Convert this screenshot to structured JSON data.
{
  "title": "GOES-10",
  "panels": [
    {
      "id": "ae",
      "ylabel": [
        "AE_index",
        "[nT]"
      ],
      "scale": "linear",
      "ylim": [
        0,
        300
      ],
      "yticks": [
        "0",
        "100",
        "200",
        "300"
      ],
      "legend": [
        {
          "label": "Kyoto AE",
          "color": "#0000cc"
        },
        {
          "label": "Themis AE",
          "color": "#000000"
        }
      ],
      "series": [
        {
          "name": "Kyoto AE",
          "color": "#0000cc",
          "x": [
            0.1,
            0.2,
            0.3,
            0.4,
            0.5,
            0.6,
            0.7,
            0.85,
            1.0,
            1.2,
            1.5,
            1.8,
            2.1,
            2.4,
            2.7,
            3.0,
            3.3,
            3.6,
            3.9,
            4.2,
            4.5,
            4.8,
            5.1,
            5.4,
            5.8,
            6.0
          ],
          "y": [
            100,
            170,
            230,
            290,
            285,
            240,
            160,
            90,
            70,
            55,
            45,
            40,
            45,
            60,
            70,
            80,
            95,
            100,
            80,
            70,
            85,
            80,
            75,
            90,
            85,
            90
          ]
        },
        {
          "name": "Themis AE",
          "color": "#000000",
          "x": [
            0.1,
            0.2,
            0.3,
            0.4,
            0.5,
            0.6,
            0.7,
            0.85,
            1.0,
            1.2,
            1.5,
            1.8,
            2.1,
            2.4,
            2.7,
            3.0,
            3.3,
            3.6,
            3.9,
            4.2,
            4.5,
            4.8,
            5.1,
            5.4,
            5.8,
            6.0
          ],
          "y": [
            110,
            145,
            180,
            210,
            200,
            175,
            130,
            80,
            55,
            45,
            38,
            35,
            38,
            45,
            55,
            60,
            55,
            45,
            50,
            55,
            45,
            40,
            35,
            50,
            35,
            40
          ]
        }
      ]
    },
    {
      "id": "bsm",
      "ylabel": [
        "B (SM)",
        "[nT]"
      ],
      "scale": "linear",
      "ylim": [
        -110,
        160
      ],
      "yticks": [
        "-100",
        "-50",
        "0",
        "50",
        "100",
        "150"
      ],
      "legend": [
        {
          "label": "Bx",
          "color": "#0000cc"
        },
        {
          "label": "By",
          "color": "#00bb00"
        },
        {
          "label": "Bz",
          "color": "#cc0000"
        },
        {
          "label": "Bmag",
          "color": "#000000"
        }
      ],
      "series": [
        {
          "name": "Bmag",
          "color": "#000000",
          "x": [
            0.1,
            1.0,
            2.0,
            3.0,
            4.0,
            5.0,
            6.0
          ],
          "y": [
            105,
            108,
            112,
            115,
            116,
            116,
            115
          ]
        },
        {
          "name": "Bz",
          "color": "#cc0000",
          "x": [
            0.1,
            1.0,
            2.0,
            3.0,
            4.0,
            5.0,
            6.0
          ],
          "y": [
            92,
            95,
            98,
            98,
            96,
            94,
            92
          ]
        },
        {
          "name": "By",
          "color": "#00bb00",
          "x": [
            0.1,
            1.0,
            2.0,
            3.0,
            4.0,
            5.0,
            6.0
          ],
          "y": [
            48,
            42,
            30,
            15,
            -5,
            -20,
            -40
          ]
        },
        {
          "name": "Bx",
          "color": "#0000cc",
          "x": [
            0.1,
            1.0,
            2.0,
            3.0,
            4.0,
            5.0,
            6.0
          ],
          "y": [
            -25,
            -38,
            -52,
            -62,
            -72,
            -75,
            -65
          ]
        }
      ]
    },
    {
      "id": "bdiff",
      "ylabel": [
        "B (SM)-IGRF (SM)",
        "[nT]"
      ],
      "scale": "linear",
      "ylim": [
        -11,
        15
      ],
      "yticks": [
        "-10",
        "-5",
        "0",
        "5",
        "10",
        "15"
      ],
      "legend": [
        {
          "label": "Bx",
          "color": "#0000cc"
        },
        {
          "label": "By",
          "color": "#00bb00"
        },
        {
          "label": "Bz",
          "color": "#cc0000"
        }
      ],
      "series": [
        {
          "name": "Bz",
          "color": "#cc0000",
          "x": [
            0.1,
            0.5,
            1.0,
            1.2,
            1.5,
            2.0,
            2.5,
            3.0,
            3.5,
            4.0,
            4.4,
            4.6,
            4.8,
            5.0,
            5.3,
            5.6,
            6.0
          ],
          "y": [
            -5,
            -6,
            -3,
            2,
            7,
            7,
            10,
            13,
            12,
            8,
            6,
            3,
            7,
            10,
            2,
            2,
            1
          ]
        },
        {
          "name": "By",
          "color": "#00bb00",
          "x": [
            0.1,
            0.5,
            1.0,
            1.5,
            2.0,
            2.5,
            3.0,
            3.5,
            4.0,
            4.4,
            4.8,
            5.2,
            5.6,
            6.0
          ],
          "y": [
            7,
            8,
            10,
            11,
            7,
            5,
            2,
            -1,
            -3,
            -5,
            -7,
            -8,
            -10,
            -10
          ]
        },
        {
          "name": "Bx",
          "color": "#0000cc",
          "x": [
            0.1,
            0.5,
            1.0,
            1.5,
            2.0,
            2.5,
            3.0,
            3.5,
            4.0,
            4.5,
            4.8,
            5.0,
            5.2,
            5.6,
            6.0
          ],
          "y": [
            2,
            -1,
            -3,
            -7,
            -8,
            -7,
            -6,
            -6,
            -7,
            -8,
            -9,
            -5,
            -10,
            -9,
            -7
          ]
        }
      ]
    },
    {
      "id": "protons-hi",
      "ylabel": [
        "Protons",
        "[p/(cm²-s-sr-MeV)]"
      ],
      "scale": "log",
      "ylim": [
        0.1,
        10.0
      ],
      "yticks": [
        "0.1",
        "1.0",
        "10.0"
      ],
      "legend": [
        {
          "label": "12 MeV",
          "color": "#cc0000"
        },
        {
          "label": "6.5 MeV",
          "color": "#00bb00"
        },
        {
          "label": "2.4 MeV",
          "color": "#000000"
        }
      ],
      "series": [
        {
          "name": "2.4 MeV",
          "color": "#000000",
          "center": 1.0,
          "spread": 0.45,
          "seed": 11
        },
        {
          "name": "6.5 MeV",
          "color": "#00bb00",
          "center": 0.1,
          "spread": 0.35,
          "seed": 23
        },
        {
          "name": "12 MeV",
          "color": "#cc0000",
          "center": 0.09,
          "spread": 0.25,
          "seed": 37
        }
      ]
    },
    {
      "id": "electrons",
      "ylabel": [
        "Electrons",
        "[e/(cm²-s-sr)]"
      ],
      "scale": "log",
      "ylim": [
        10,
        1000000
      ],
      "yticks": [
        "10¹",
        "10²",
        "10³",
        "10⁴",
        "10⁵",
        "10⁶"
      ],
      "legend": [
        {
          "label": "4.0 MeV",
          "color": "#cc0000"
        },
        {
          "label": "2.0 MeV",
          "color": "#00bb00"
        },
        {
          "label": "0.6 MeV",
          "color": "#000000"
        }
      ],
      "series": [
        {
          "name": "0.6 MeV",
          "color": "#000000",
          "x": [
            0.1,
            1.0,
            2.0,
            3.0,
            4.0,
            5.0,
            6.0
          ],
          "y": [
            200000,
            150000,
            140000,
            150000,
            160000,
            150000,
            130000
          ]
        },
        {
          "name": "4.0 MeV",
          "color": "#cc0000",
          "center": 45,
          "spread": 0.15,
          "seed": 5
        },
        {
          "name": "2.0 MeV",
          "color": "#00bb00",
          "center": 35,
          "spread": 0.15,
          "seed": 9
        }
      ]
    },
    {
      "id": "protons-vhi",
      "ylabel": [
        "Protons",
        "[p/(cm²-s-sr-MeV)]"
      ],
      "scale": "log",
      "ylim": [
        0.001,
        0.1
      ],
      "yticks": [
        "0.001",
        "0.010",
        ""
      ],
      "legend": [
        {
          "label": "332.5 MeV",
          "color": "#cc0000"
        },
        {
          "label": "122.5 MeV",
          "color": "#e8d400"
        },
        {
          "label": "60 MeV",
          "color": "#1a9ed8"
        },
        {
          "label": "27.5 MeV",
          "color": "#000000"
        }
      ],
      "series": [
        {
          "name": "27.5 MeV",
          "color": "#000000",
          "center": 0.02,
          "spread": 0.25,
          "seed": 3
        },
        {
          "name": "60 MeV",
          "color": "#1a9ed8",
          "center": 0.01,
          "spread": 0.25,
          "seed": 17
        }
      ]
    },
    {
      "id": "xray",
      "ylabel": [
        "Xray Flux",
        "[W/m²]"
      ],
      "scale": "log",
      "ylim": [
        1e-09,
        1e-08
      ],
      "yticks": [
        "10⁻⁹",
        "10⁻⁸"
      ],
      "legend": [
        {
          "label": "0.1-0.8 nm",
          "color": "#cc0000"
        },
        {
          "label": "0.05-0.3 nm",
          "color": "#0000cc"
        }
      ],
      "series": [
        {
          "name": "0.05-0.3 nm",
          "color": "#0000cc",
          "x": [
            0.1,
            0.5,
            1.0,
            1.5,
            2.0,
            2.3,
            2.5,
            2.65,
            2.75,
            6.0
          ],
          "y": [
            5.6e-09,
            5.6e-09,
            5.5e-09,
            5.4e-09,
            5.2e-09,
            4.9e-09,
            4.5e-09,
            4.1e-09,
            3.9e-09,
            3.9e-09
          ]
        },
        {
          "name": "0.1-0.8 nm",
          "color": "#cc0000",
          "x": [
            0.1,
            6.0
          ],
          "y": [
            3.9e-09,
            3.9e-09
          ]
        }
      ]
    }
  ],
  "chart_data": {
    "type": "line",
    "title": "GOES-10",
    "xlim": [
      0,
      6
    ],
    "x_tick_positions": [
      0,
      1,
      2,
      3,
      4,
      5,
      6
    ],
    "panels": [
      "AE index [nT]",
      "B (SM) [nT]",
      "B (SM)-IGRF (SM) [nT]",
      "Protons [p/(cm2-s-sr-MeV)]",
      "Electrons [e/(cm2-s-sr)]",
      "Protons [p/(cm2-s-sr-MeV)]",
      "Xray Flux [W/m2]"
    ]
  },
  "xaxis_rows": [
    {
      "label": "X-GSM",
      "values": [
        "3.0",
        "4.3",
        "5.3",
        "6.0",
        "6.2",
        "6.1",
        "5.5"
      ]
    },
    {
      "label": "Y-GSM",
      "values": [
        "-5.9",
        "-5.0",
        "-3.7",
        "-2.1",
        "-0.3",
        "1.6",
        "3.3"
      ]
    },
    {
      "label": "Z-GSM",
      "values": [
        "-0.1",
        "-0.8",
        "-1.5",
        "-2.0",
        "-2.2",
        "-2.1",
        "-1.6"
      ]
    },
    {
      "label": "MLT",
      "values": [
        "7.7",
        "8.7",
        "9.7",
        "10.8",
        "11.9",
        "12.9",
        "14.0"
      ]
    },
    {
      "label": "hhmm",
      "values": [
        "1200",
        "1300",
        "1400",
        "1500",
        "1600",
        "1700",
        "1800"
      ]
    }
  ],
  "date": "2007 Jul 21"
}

● ● ●

= Objective =
Scan the entries above. Copy each line that has the string "seed".

= Answer for the task =
          "seed": 11
          "seed": 23
          "seed": 37
          "seed": 5
          "seed": 9
          "seed": 3
          "seed": 17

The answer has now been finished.